Task objective: Determine which lines of the records include the word "Budget", and copy them.

(Dataset entries)

# # # # # # #

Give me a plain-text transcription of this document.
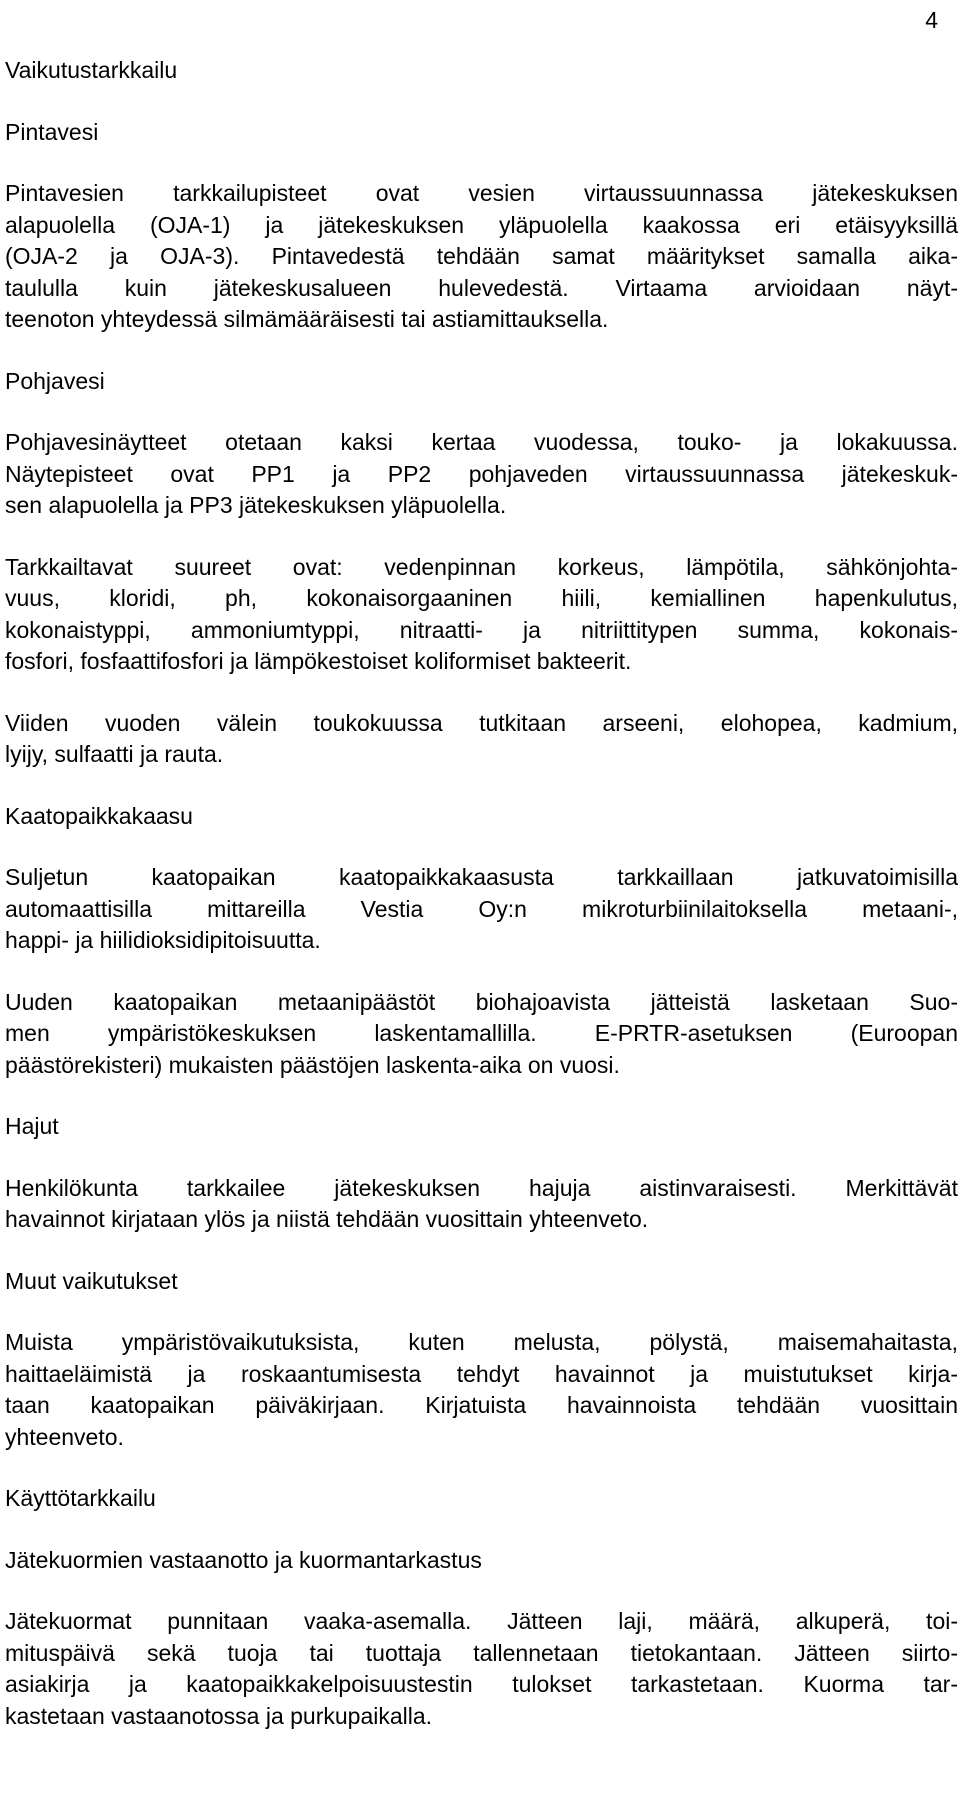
4
Vaikutustarkkailu
Pintavesi
Pintavesien tarkkailupisteet ovat vesien virtaussuunnassa jätekeskuksen
alapuolella (OJA-1) ja jätekeskuksen yläpuolella kaakossa eri etäisyyksillä
(OJA-2 ja OJA-3). Pintavedestä tehdään samat määritykset samalla aika-
taululla kuin jätekeskusalueen hulevedestä. Virtaama arvioidaan näyt-
teenoton yhteydessä silmämääräisesti tai astiamittauksella.
Pohjavesi
Pohjavesinäytteet otetaan kaksi kertaa vuodessa, touko- ja lokakuussa.
Näytepisteet ovat PP1 ja PP2 pohjaveden virtaussuunnassa jätekeskuk-
sen alapuolella ja PP3 jätekeskuksen yläpuolella.
Tarkkailtavat suureet ovat: vedenpinnan korkeus, lämpötila, sähkönjohta-
vuus, kloridi, ph, kokonaisorgaaninen hiili, kemiallinen hapenkulutus,
kokonaistyppi, ammoniumtyppi, nitraatti- ja nitriittitypen summa, kokonais-
fosfori, fosfaattifosfori ja lämpökestoiset koliformiset bakteerit.
Viiden vuoden välein toukokuussa tutkitaan arseeni, elohopea, kadmium,
lyijy, sulfaatti ja rauta.
Kaatopaikkakaasu
Suljetun kaatopaikan kaatopaikkakaasusta tarkkaillaan jatkuvatoimisilla
automaattisilla mittareilla Vestia Oy:n mikroturbiinilaitoksella metaani-,
happi- ja hiilidioksidipitoisuutta.
Uuden kaatopaikan metaanipäästöt biohajoavista jätteistä lasketaan Suo-
men ympäristökeskuksen laskentamallilla. E-PRTR-asetuksen (Euroopan
päästörekisteri) mukaisten päästöjen laskenta-aika on vuosi.
Hajut
Henkilökunta tarkkailee jätekeskuksen hajuja aistinvaraisesti. Merkittävät
havainnot kirjataan ylös ja niistä tehdään vuosittain yhteenveto.
Muut vaikutukset
Muista ympäristövaikutuksista, kuten melusta, pölystä, maisemahaitasta,
haittaeläimistä ja roskaantumisesta tehdyt havainnot ja muistutukset kirja-
taan kaatopaikan päiväkirjaan. Kirjatuista havainnoista tehdään vuosittain
yhteenveto.
Käyttötarkkailu
Jätekuormien vastaanotto ja kuormantarkastus
Jätekuormat punnitaan vaaka-asemalla. Jätteen laji, määrä, alkuperä, toi-
mituspäivä sekä tuoja tai tuottaja tallennetaan tietokantaan. Jätteen siirto-
asiakirja ja kaatopaikkakelpoisuustestin tulokset tarkastetaan. Kuorma tar-
kastetaan vastaanotossa ja purkupaikalla.
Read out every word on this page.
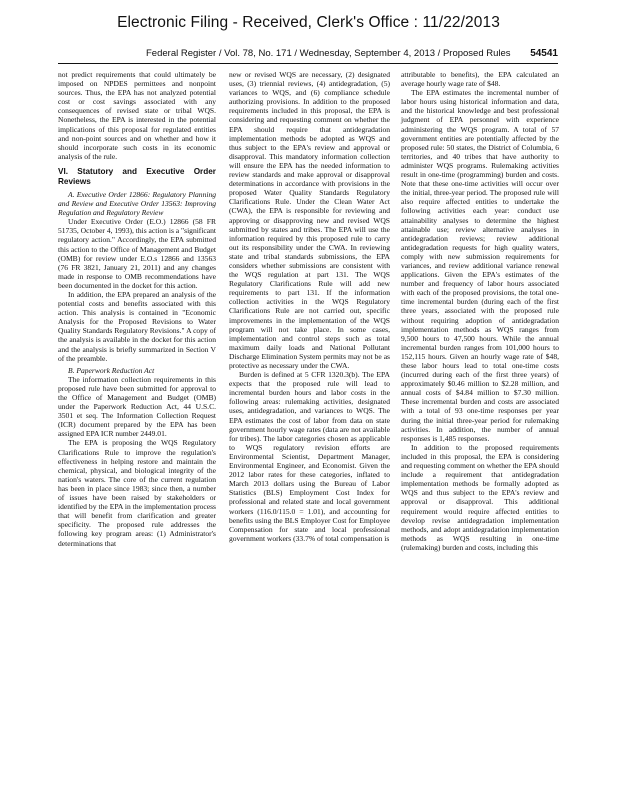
Electronic Filing - Received, Clerk's Office : 11/22/2013
Federal Register / Vol. 78, No. 171 / Wednesday, September 4, 2013 / Proposed Rules 54541

not predict requirements that could ultimately be imposed on NPDES permittees and nonpoint sources. Thus, the EPA has not analyzed potential cost or cost savings associated with any consequences of revised state or tribal WQS. Nonetheless, the EPA is interested in the potential implications of this proposal for regulated entities and non-point sources and on whether and how it should incorporate such costs in its economic analysis of the rule.

VI. Statutory and Executive Order Reviews
A. Executive Order 12866: Regulatory Planning and Review and Executive Order 13563: Improving Regulation and Regulatory Review

Under Executive Order (E.O.) 12866 (58 FR 51735, October 4, 1993), this action is a "significant regulatory action." Accordingly, the EPA submitted this action to the Office of Management and Budget (OMB) for review under E.O.s 12866 and 13563 (76 FR 3821, January 21, 2011) and any changes made in response to OMB recommendations have been documented in the docket for this action.

In addition, the EPA prepared an analysis of the potential costs and benefits associated with this action. This analysis is contained in "Economic Analysis for the Proposed Revisions to Water Quality Standards Regulatory Revisions." A copy of the analysis is available in the docket for this action and the analysis is briefly summarized in Section V of the preamble.

B. Paperwork Reduction Act

The information collection requirements in this proposed rule have been submitted for approval to the Office of Management and Budget (OMB) under the Paperwork Reduction Act, 44 U.S.C. 3501 et seq. The Information Collection Request (ICR) document prepared by the EPA has been assigned EPA ICR number 2449.01.

The EPA is proposing the WQS Regulatory Clarifications Rule to improve the regulation's effectiveness in helping restore and maintain the chemical, physical, and biological integrity of the nation's waters. The core of the current regulation has been in place since 1983; since then, a number of issues have been raised by stakeholders or identified by the EPA in the implementation process that will benefit from clarification and greater specificity. The proposed rule addresses the following key program areas: (1) Administrator's determinations that

new or revised WQS are necessary, (2) designated uses, (3) triennial reviews, (4) antidegradation, (5) variances to WQS, and (6) compliance schedule authorizing provisions. In addition to the proposed requirements included in this proposal, the EPA is considering and requesting comment on whether the EPA should require that antidegradation implementation methods be adopted as WQS and thus subject to the EPA's review and approval or disapproval. This mandatory information collection will ensure the EPA has the needed information to review standards and make approval or disapproval determinations in accordance with provisions in the proposed Water Quality Standards Regulatory Clarifications Rule. Under the Clean Water Act (CWA), the EPA is responsible for reviewing and approving or disapproving new and revised WQS submitted by states and tribes. The EPA will use the information required by this proposed rule to carry out its responsibility under the CWA. In reviewing state and tribal standards submissions, the EPA considers whether submissions are consistent with the WQS regulation at part 131. The WQS Regulatory Clarifications Rule will add new requirements to part 131. If the information collection activities in the WQS Regulatory Clarifications Rule are not carried out, specific improvements in the implementation of the WQS program will not take place. In some cases, implementation and control steps such as total maximum daily loads and National Pollutant Discharge Elimination System permits may not be as protective as necessary under the CWA.

Burden is defined at 5 CFR 1320.3(b). The EPA expects that the proposed rule will lead to incremental burden hours and labor costs in the following areas: rulemaking activities, designated uses, antidegradation, and variances to WQS. The EPA estimates the cost of labor from data on state government hourly wage rates (data are not available for tribes). The labor categories chosen as applicable to WQS regulatory revision efforts are Environmental Scientist, Department Manager, Environmental Engineer, and Economist. Given the 2012 labor rates for these categories, inflated to March 2013 dollars using the Bureau of Labor Statistics (BLS) Employment Cost Index for professional and related state and local government workers (116.0/115.0 = 1.01), and accounting for benefits using the BLS Employer Cost for Employee Compensation for state and local professional government workers (33.7% of total compensation is

attributable to benefits), the EPA calculated an average hourly wage rate of $48.

The EPA estimates the incremental number of labor hours using historical information and data, and the historical knowledge and best professional judgment of EPA personnel with experience administering the WQS program. A total of 57 government entities are potentially affected by the proposed rule: 50 states, the District of Columbia, 6 territories, and 40 tribes that have authority to administer WQS programs. Rulemaking activities result in one-time (programming) burden and costs. Note that these one-time activities will occur over the initial, three-year period. The proposed rule will also require affected entities to undertake the following activities each year: conduct use attainability analyses to determine the highest attainable use; review alternative analyses in antidegradation reviews; review additional antidegradation requests for high quality waters, comply with new submission requirements for variances, and review additional variance renewal applications. Given the EPA's estimates of the number and frequency of labor hours associated with each of the proposed provisions, the total one-time incremental burden (during each of the first three years, associated with the proposed rule without requiring adoption of antidegradation implementation methods as WQS ranges from 9,500 hours to 47,500 hours. While the annual incremental burden ranges from 101,000 hours to 152,115 hours. Given an hourly wage rate of $48, these labor hours lead to total one-time costs (incurred during each of the first three years) of approximately $0.46 million to $2.28 million, and annual costs of $4.84 million to $7.30 million. These incremental burden and costs are associated with a total of 93 one-time responses per year during the initial three-year period for rulemaking activities. In addition, the number of annual responses is 1,485 responses.

In addition to the proposed requirements included in this proposal, the EPA is considering and requesting comment on whether the EPA should include a requirement that antidegradation implementation methods be formally adopted as WQS and thus subject to the EPA's review and approval or disapproval. This additional requirement would require affected entities to develop revise antidegradation implementation methods, and adopt antidegradation implementation methods as WQS resulting in one-time (rulemaking) burden and costs, including this
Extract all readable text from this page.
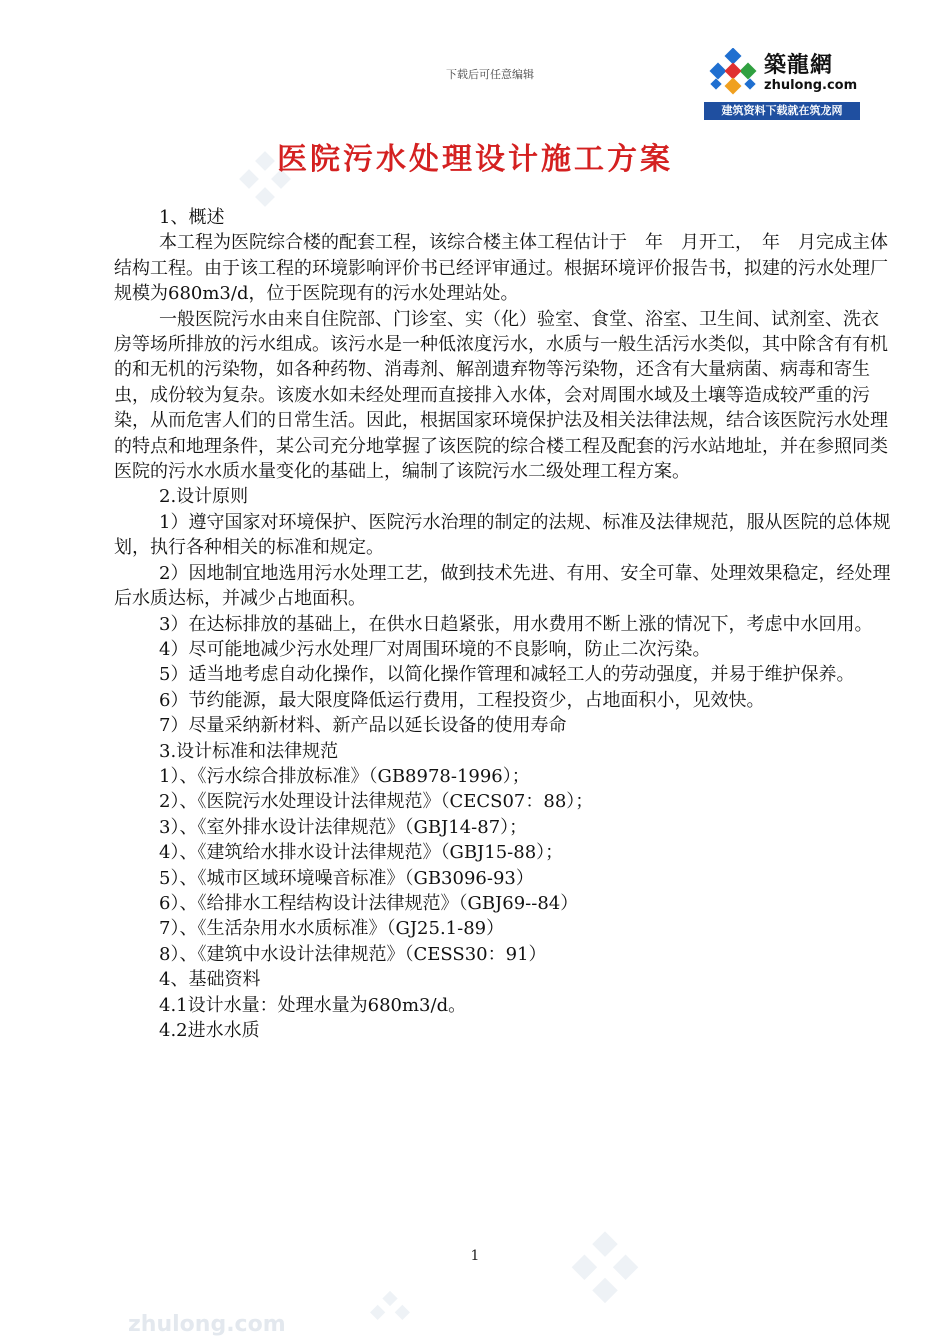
下载后可任意编辑	築龍網
zhulong.com
建筑资料下载就在筑龙网
zhulong.com
医院污水处理设计施工方案

1、概述

本工程为医院综合楼的配套工程，该综合楼主体工程估计于　年　月开工，　年　月完成主体结构工程。由于该工程的环境影响评价书已经评审通过。根据环境评价报告书，拟建的污水处理厂规模为680m3/d，位于医院现有的污水处理站处。

一般医院污水由来自住院部、门诊室、实（化）验室、食堂、浴室、卫生间、试剂室、洗衣房等场所排放的污水组成。该污水是一种低浓度污水，水质与一般生活污水类似，其中除含有有机的和无机的污染物，如各种药物、消毒剂、解剖遗弃物等污染物，还含有大量病菌、病毒和寄生虫，成份较为复杂。该废水如未经处理而直接排入水体，会对周围水域及土壤等造成较严重的污染，从而危害人们的日常生活。因此，根据国家环境保护法及相关法律法规，结合该医院污水处理的特点和地理条件，某公司充分地掌握了该医院的综合楼工程及配套的污水站地址，并在参照同类医院的污水水质水量变化的基础上，编制了该院污水二级处理工程方案。

2.设计原则

1）遵守国家对环境保护、医院污水治理的制定的法规、标准及法律规范，服从医院的总体规划，执行各种相关的标准和规定。

2）因地制宜地选用污水处理工艺，做到技术先进、有用、安全可靠、处理效果稳定，经处理后水质达标，并减少占地面积。

3）在达标排放的基础上，在供水日趋紧张，用水费用不断上涨的情况下，考虑中水回用。

4）尽可能地减少污水处理厂对周围环境的不良影响，防止二次污染。

5）适当地考虑自动化操作，以简化操作管理和减轻工人的劳动强度，并易于维护保养。

6）节约能源，最大限度降低运行费用，工程投资少，占地面积小，见效快。

7）尽量采纳新材料、新产品以延长设备的使用寿命

3.设计标准和法律规范

1）、《污水综合排放标准》（GB8978-1996）；

2）、《医院污水处理设计法律规范》（CECS07：88）；

3）、《室外排水设计法律规范》（GBJ14-87）；

4）、《建筑给水排水设计法律规范》（GBJ15-88）；

5）、《城市区域环境噪音标准》（GB3096-93）

6）、《给排水工程结构设计法律规范》（GBJ69--84）

7）、《生活杂用水水质标准》（GJ25.1-89）

8）、《建筑中水设计法律规范》（CESS30：91）

4、基础资料

4.1设计水量：处理水量为680m3/d。

4.2进水水质

1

# # # # # # #

The output:
Under Executive Order (E.O.) 12866 (58 FR 51735, October 4, 1993), this action is a "significant regulatory action." Accordingly, the EPA submitted this action to the Office of Management and Budget (OMB) for review under E.O.s 12866 and 13563 (76 FR 3821, January 21, 2011) and any changes made in response to OMB recommendations have been documented in the docket for this action.
The information collection requirements in this proposed rule have been submitted for approval to the Office of Management and Budget (OMB) under the Paperwork Reduction Act, 44 U.S.C. 3501 et seq. The Information Collection Request (ICR) document prepared by the EPA has been assigned EPA ICR number 2449.01.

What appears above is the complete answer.